Source text.
— Begin —

New Jersey State Bar Association - The voluntary Bar Association of New Jersey, serving members since 1899.

Legislative Policy

Formation of Legislative Policy

Legislative policy is formed by the NJSBA Board of Trustees, with the assistance of the Legislative Committee and the association’s sections and committees. The Legislative Committee consists of county and section/committee trustees and non-trustees who review and discuss legislation to recommend an overall position to the Board. The Committee may move a bill to the Board agenda with a recommendation or it can remand legislation back to a section or committee for further examination or analysis. The Committee’s recommendation gives the Board a high level of confidence that legislation has been carefully studied, not only by sections and committees requesting the Board’s policy determination, but by an independent committee, representing the views of the entire Association, other sections and committees and county affiliations. A final policy determination on legislation is the sole province of the Board of Trustees.

Legislative Policy-Making Process

The New Jersey State Bar Association legislative policy-making process involves the seven steps outlined below:

Step 1. After each meeting of the State Legislature, the New Jersey State Bar Association’s Government Affairs Department reviews the listing of new bills introduced. The staff flags important bills and circulates the listing to section and/or committee chairs and legislative coordinators. These individuals are also part of the department’s broader fax network, which includes members of the State Legislature and members of Congress, among others.

Step 2. New Jersey State Bar Association sections and/or committees review the listing and request bills of interest. The Government Affairs Department also prepares a suggested agenda of bills for review by sections and/or committees.

Step 3. NJSBA sections and/or committees review the bills and decide to either support, oppose or take no position. The sections and/or committees may also choose to draft amendments to the bills or redraft the bills. Sections and/or committees are encouraged to proactively suggest reforms in the law by drafting legislation of interest to their practice areas.

Click here to access a Legislative Position Form

Click here for Lobbying Protocols

Step 4. The NJSBA Legislative Committee reviews section and/or committee recommendations and can vote to:

  • support a position taken by the sections and/or committees;

  • oppose a position taken by the sections and/or committees;

  • take no position;

  • refer the bill to additional sections and/or committees; or

  • refer the bill back to the originating sections and/or committee for further review.

Step 5. The NJSBA Board of Trustees, which has final policy-making authority, votes on each bill referred to it from the Legislative Committee. The Board of Trustees may:

  • support the section and/or committee recommendation;

  • oppose the section and/or committee recommendation;

  • take no position;

  • refer the bill to additional sections and/or committees;

  • refer the bill back to the originating sections and/or committees for further review; or

  • permit the sections and/or committees to speak on behalf of their groups only, in accordance with State Bar Association bylaws.

 If a conflict of interest exists between or among sections and/or committees, interested sections and/or committees may be invited to present their views to the Board. The Executive Committee may act on the Board of Trustees’ behalf on emergent legislation.

Step 6. Sections and/or committees and bill sponsors, and where appropriate, the Administrative Office of the Courts (AOC) and other related groups, are advised of the Legislative Committee and Board of Trustees action.

— End —

Information shown.
— Begin —

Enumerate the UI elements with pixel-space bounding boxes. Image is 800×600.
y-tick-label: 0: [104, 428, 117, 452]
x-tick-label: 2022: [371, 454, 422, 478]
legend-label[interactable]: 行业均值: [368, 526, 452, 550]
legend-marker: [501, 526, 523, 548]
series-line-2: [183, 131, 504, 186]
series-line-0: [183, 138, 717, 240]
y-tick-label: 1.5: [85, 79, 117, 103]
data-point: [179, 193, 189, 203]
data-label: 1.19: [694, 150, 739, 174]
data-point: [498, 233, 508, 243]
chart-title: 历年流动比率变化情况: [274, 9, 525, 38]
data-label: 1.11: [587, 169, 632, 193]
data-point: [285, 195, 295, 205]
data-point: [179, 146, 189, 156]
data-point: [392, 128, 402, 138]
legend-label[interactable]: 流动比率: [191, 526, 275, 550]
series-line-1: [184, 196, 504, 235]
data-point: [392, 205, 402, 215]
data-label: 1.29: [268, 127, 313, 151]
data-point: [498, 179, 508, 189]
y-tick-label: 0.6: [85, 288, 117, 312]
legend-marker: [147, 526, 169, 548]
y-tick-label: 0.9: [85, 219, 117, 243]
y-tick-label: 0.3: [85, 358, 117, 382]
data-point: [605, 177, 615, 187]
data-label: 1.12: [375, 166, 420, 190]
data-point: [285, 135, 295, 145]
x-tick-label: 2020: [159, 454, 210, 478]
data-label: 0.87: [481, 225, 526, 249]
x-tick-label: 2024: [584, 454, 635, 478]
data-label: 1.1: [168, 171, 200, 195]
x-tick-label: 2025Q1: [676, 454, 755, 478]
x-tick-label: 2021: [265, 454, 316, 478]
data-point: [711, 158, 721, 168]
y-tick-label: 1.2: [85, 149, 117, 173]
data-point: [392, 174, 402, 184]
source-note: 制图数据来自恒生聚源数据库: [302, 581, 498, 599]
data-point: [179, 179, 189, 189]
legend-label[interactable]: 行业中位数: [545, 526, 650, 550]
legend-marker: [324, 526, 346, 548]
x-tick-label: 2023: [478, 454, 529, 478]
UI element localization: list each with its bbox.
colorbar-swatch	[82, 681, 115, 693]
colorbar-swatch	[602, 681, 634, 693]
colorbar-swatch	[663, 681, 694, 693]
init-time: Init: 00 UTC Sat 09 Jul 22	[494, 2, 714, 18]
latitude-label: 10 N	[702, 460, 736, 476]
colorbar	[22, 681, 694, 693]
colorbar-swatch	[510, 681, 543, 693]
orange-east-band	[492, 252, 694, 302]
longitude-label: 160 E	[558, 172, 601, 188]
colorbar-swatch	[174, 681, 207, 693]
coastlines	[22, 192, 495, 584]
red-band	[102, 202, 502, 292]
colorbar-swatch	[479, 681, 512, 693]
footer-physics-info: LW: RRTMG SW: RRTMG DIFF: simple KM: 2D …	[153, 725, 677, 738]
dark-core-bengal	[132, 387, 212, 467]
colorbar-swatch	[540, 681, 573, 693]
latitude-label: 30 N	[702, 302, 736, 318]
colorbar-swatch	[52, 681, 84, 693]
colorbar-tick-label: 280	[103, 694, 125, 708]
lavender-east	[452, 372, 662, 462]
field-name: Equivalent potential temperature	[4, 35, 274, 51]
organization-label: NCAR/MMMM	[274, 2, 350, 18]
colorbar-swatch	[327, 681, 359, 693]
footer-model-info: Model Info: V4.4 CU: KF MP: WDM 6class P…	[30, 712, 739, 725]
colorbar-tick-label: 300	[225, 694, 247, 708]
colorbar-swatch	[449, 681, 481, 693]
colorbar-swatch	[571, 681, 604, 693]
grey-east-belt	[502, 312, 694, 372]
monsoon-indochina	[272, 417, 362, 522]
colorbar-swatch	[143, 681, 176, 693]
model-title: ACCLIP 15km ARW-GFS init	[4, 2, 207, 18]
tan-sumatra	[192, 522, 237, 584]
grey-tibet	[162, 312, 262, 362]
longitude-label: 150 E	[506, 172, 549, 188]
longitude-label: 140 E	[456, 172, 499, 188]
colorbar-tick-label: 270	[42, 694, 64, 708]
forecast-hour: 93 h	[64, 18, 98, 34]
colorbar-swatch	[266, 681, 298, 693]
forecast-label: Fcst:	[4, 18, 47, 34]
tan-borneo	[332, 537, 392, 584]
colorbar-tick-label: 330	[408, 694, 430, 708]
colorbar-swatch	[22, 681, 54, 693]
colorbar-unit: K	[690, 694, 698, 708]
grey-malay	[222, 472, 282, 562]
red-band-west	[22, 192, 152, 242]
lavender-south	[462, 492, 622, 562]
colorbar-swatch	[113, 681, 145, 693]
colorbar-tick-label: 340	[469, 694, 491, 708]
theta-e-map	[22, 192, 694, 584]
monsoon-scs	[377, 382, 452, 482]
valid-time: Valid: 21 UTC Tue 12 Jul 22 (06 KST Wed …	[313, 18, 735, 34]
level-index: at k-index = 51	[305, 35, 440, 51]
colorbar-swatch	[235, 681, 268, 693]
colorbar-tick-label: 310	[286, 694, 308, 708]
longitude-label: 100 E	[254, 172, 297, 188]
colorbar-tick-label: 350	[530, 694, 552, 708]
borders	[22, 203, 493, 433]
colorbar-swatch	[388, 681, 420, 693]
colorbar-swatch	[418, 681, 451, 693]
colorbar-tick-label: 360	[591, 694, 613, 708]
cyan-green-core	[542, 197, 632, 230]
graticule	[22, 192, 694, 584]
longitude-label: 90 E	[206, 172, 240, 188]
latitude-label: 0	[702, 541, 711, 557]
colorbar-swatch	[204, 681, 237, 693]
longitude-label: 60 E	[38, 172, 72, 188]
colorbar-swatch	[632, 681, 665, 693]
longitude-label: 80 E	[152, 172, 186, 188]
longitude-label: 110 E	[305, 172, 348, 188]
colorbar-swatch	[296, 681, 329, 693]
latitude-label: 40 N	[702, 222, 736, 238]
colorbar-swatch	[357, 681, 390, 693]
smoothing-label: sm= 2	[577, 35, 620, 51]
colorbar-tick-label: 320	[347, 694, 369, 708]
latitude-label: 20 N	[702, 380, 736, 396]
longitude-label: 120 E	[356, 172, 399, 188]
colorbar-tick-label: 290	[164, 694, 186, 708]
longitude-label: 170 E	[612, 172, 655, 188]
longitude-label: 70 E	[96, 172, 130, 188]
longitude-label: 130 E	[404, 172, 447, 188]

— End —

Exercise.
In the NJSBA legislative policy text, which body may act on the Board of Trustees' behalf on emergent legislation?

Response below.
The Executive Committee.